[Records that describe figures]
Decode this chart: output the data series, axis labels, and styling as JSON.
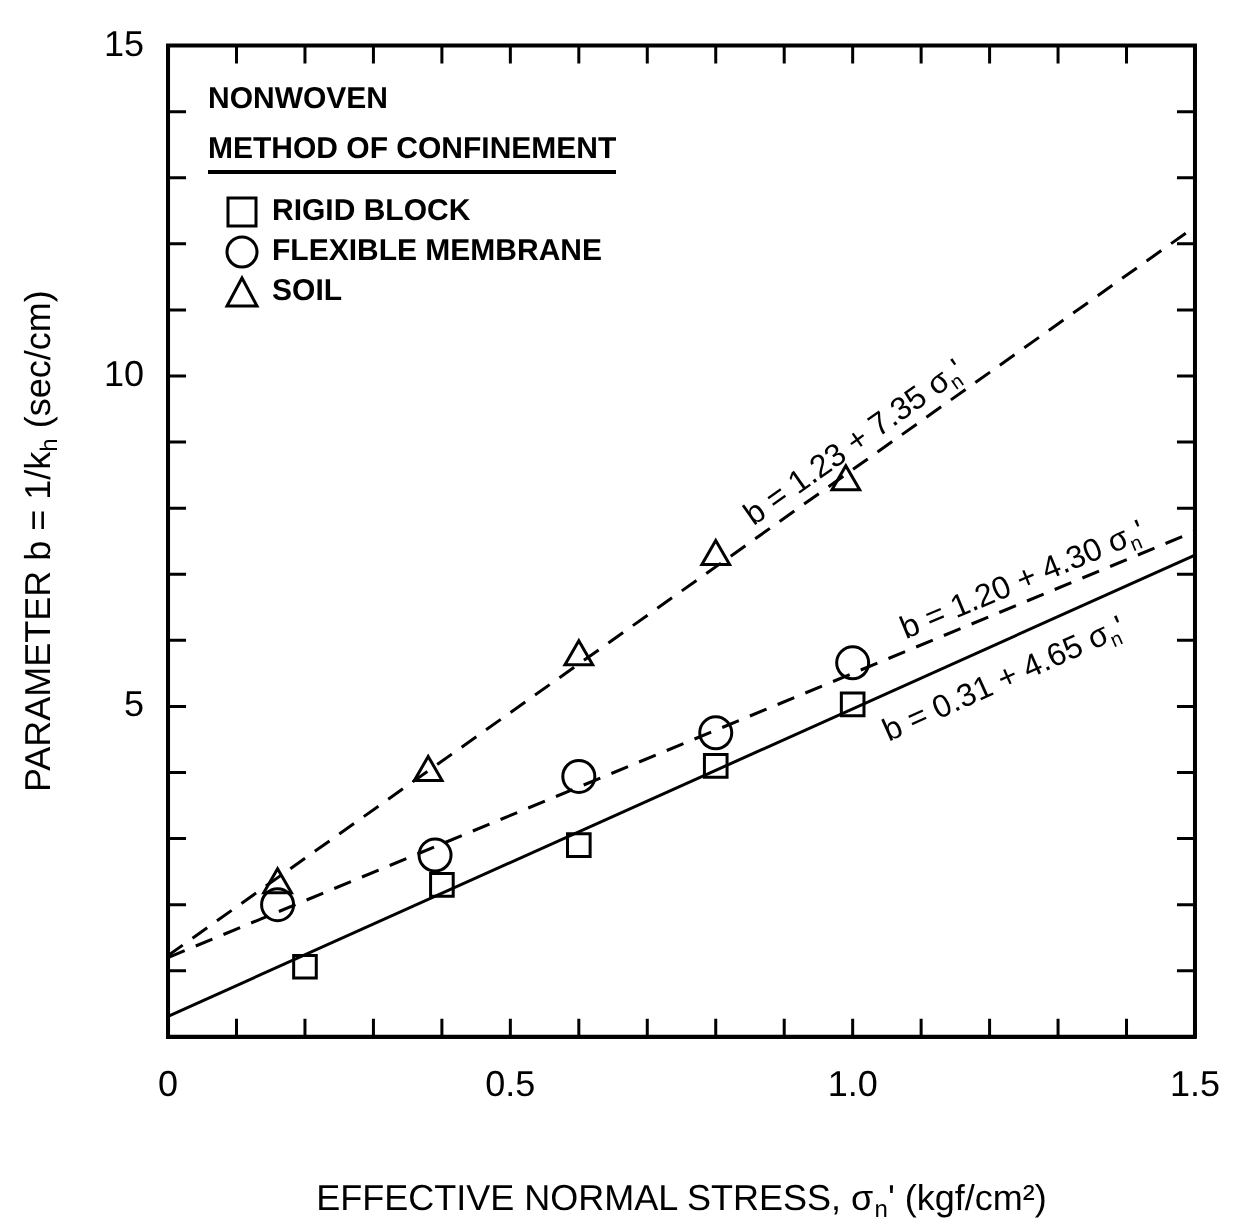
{
  "chart_data": {
    "type": "scatter",
    "title": "NONWOVEN",
    "legend_title": "METHOD OF CONFINEMENT",
    "xlabel": "EFFECTIVE NORMAL STRESS, σ$_{n}$' (kgf/cm²)",
    "ylabel": "PARAMETER b = 1/k$_{h}$ (sec/cm)",
    "xlim": [
      0,
      1.5
    ],
    "ylim": [
      0,
      15
    ],
    "xticks": [
      0,
      {
        "value": 0.1,
        "label": null
      },
      {
        "value": 0.2,
        "label": null
      },
      {
        "value": 0.3,
        "label": null
      },
      {
        "value": 0.4,
        "label": null
      },
      0.5,
      {
        "value": 0.6,
        "label": null
      },
      {
        "value": 0.7,
        "label": null
      },
      {
        "value": 0.8,
        "label": null
      },
      {
        "value": 0.9,
        "label": null
      },
      {
        "value": 1,
        "label": "1.0"
      },
      {
        "value": 1.1,
        "label": null
      },
      {
        "value": 1.2,
        "label": null
      },
      {
        "value": 1.3,
        "label": null
      },
      {
        "value": 1.4,
        "label": null
      },
      1.5
    ],
    "yticks": [
      {
        "value": 0,
        "label": null
      },
      {
        "value": 1,
        "label": null
      },
      {
        "value": 2,
        "label": null
      },
      {
        "value": 3,
        "label": null
      },
      {
        "value": 4,
        "label": null
      },
      5,
      {
        "value": 6,
        "label": null
      },
      {
        "value": 7,
        "label": null
      },
      {
        "value": 8,
        "label": null
      },
      {
        "value": 9,
        "label": null
      },
      10,
      {
        "value": 11,
        "label": null
      },
      {
        "value": 12,
        "label": null
      },
      {
        "value": 13,
        "label": null
      },
      {
        "value": 14,
        "label": null
      },
      15
    ],
    "grid": false,
    "legend": "top left",
    "series": [
      {
        "name": "RIGID BLOCK",
        "marker": "square",
        "color": "#000000",
        "x": [
          0.2,
          0.4,
          0.6,
          0.8,
          1.0
        ],
        "values": [
          1.06,
          2.3,
          2.9,
          4.1,
          5.03
        ]
      },
      {
        "name": "FLEXIBLE MEMBRANE",
        "marker": "circle",
        "color": "#000000",
        "x": [
          0.16,
          0.39,
          0.6,
          0.8,
          1.0
        ],
        "values": [
          2.0,
          2.75,
          3.94,
          4.6,
          5.66
        ]
      },
      {
        "name": "SOIL",
        "marker": "triangle",
        "color": "#000000",
        "x": [
          0.16,
          0.38,
          0.6,
          0.8,
          0.99
        ],
        "values": [
          2.3,
          4.0,
          5.75,
          7.27,
          8.4
        ]
      },
      {
        "name": "b = 0.31 + 4.65 σ$_{n}$'",
        "type": "line",
        "line_style": "solid",
        "color": "#000000",
        "x": [
          0,
          1.5
        ],
        "values": [
          0.31,
          7.29
        ]
      },
      {
        "name": "b = 1.20 + 4.30 σ$_{n}$'",
        "type": "line",
        "line_style": "dashed",
        "color": "#000000",
        "x": [
          0,
          1.5
        ],
        "values": [
          1.2,
          7.65
        ]
      },
      {
        "name": "b = 1.23 + 7.35 σ$_{n}$'",
        "type": "line",
        "line_style": "dashed",
        "color": "#000000",
        "x": [
          0,
          1.5
        ],
        "values": [
          1.23,
          12.26
        ]
      }
    ]
  }
}
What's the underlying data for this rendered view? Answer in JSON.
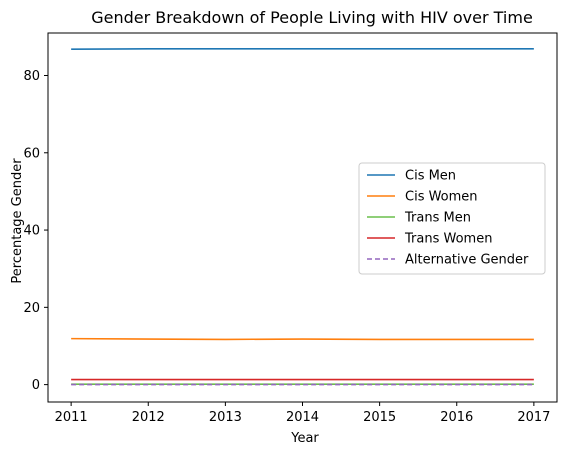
{
  "chart_data": {
    "type": "line",
    "title": "Gender Breakdown of People Living with HIV over Time",
    "xlabel": "Year",
    "ylabel": "Percentage Gender",
    "x": [
      2011,
      2012,
      2013,
      2014,
      2015,
      2016,
      2017
    ],
    "xlim": [
      2010.7,
      2017.3
    ],
    "ylim": [
      -4.5,
      91
    ],
    "x_ticks": [
      "2011",
      "2012",
      "2013",
      "2014",
      "2015",
      "2016",
      "2017"
    ],
    "y_ticks": [
      0,
      20,
      40,
      60,
      80
    ],
    "grid": false,
    "legend_position": "center-right",
    "series": [
      {
        "name": "Cis Men",
        "color": "#1f77b4",
        "dash": "solid",
        "values": [
          86.8,
          86.9,
          86.9,
          86.9,
          86.9,
          86.9,
          86.9
        ]
      },
      {
        "name": "Cis Women",
        "color": "#ff7f0e",
        "dash": "solid",
        "values": [
          11.9,
          11.8,
          11.7,
          11.8,
          11.7,
          11.7,
          11.7
        ]
      },
      {
        "name": "Trans Men",
        "color": "#6abf4b",
        "dash": "solid",
        "values": [
          0.1,
          0.1,
          0.1,
          0.1,
          0.1,
          0.1,
          0.1
        ]
      },
      {
        "name": "Trans Women",
        "color": "#d62728",
        "dash": "solid",
        "values": [
          1.3,
          1.3,
          1.3,
          1.3,
          1.3,
          1.3,
          1.3
        ]
      },
      {
        "name": "Alternative Gender",
        "color": "#9467bd",
        "dash": "dashed",
        "values": [
          0.0,
          0.0,
          0.0,
          0.0,
          0.0,
          0.0,
          0.0
        ]
      }
    ]
  }
}
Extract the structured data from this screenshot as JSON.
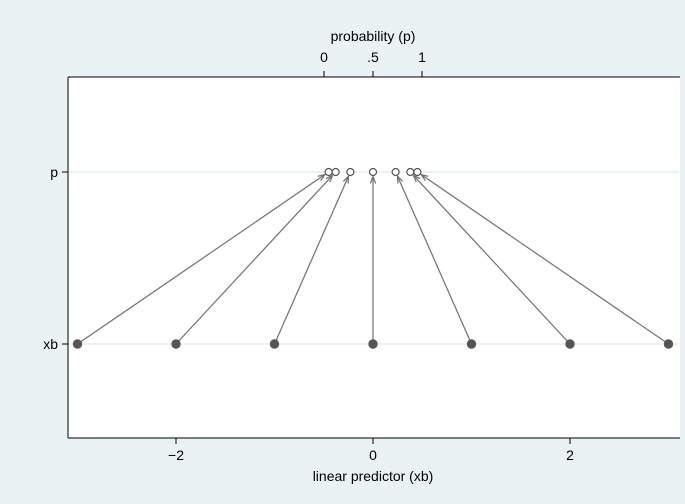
{
  "chart_data": {
    "type": "scatter",
    "top_axis": {
      "label": "probability (p)",
      "ticks": [
        {
          "value": 0,
          "label": "0"
        },
        {
          "value": 0.5,
          "label": ".5"
        },
        {
          "value": 1,
          "label": "1"
        }
      ],
      "range": [
        0,
        1
      ]
    },
    "x_axis": {
      "label": "linear predictor (xb)",
      "ticks": [
        {
          "value": -2,
          "label": "−2"
        },
        {
          "value": 0,
          "label": "0"
        },
        {
          "value": 2,
          "label": "2"
        }
      ],
      "range": [
        -3,
        3
      ]
    },
    "y_categories": [
      "p",
      "xb"
    ],
    "xb_values": [
      -3,
      -2,
      -1,
      0,
      1,
      2,
      3
    ],
    "p_values": [
      0.047,
      0.119,
      0.269,
      0.5,
      0.731,
      0.881,
      0.953
    ],
    "grid": true,
    "colors": {
      "plot_background": "#ffffff",
      "outer_background": "#eaf2f3",
      "marker": "#555555",
      "arrow": "#707070",
      "grid": "#e1e9ea"
    }
  }
}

What needs to be done
Indicate how many lines of the material contain the string "marker", giving the number and nothing more.

Exercise answer
4